The request - Copy the lines that follow, keeping every character the same.

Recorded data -
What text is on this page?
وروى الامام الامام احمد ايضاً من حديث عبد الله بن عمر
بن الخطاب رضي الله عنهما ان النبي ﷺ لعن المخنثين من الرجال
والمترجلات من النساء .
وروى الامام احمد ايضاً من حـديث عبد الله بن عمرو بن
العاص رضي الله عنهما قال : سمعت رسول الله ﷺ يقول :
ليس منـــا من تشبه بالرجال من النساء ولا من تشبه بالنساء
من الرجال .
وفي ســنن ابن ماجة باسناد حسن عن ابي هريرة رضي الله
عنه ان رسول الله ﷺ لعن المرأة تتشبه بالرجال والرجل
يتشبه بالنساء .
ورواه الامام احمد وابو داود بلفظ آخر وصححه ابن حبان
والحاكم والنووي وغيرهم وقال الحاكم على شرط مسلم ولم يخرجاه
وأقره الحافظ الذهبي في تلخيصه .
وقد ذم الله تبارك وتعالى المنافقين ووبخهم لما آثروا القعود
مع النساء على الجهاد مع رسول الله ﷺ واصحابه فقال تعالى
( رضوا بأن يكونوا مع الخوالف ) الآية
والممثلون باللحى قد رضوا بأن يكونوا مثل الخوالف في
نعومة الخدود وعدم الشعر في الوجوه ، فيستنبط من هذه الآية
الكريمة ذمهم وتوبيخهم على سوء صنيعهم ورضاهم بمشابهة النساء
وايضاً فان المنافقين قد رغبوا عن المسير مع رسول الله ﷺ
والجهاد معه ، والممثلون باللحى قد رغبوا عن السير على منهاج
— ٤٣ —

Answer to the task -
What text is on this page?
وروى الامام الامام احمد ايضاً من حديث عبد الله بن عمر
بن الخطاب رضي الله عنهما ان النبي ﷺ لعن المخنثين من الرجال
والمترجلات من النساء .
وروى الامام احمد ايضاً من حـديث عبد الله بن عمرو بن
العاص رضي الله عنهما قال : سمعت رسول الله ﷺ يقول :
ليس منـــا من تشبه بالرجال من النساء ولا من تشبه بالنساء
من الرجال .
وفي ســنن ابن ماجة باسناد حسن عن ابي هريرة رضي الله
عنه ان رسول الله ﷺ لعن المرأة تتشبه بالرجال والرجل
يتشبه بالنساء .
ورواه الامام احمد وابو داود بلفظ آخر وصححه ابن حبان
والحاكم والنووي وغيرهم وقال الحاكم على شرط مسلم ولم يخرجاه
وأقره الحافظ الذهبي في تلخيصه .
وقد ذم الله تبارك وتعالى المنافقين ووبخهم لما آثروا القعود
مع النساء على الجهاد مع رسول الله ﷺ واصحابه فقال تعالى
( رضوا بأن يكونوا مع الخوالف ) الآية
والممثلون باللحى قد رضوا بأن يكونوا مثل الخوالف في
نعومة الخدود وعدم الشعر في الوجوه ، فيستنبط من هذه الآية
الكريمة ذمهم وتوبيخهم على سوء صنيعهم ورضاهم بمشابهة النساء
وايضاً فان المنافقين قد رغبوا عن المسير مع رسول الله ﷺ
والجهاد معه ، والممثلون باللحى قد رغبوا عن السير على منهاج
— ٤٣ —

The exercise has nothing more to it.